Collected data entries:
__________________________________________________

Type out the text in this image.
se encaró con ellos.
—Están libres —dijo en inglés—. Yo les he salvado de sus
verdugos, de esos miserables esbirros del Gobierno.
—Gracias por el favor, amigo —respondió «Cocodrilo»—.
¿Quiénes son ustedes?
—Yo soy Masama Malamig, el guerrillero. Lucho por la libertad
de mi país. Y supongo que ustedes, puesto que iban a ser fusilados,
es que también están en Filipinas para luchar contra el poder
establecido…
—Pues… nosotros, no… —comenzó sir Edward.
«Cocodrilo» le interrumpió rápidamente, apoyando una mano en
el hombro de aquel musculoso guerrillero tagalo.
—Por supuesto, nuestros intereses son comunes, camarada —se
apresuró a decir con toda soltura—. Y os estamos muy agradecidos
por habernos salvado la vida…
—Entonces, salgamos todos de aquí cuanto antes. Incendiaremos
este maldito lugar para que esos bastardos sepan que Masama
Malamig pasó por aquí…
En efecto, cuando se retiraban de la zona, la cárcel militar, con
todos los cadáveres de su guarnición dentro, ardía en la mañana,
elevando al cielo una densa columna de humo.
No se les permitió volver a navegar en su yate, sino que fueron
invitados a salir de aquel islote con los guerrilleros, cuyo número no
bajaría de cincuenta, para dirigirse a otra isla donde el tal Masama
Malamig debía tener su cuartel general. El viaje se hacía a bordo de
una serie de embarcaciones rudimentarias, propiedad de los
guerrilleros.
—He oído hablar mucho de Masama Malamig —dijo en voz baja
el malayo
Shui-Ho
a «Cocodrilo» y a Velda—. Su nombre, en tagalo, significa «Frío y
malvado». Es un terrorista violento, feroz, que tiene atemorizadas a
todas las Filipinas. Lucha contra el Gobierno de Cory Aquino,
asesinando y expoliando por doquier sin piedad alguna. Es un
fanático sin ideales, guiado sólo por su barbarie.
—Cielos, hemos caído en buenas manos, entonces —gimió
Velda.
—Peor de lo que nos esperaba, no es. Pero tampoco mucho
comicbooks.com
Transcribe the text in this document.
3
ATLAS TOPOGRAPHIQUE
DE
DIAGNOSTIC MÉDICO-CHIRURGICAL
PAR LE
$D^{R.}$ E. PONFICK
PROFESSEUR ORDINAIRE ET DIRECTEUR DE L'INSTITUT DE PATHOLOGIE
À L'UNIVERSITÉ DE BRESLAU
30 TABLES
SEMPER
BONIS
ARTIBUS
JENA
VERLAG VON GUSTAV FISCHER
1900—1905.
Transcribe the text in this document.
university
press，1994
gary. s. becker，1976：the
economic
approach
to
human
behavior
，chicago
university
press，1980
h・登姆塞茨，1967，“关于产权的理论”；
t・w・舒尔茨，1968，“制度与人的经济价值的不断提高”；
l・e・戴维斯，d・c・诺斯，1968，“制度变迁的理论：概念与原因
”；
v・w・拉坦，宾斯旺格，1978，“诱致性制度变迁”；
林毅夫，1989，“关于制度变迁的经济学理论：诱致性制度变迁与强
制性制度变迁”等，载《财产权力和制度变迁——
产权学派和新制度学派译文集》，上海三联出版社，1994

__________________________________________________

Instruction: Using the listing above, show every line that includes the string "Cocodrilo".

Response to this exercise:
—Gracias por el favor, amigo —respondió «Cocodrilo»—.
«Cocodrilo» le interrumpió rápidamente, apoyando una mano en
a «Cocodrilo» y a Velda—. Su nombre, en tagalo, significa «Frío y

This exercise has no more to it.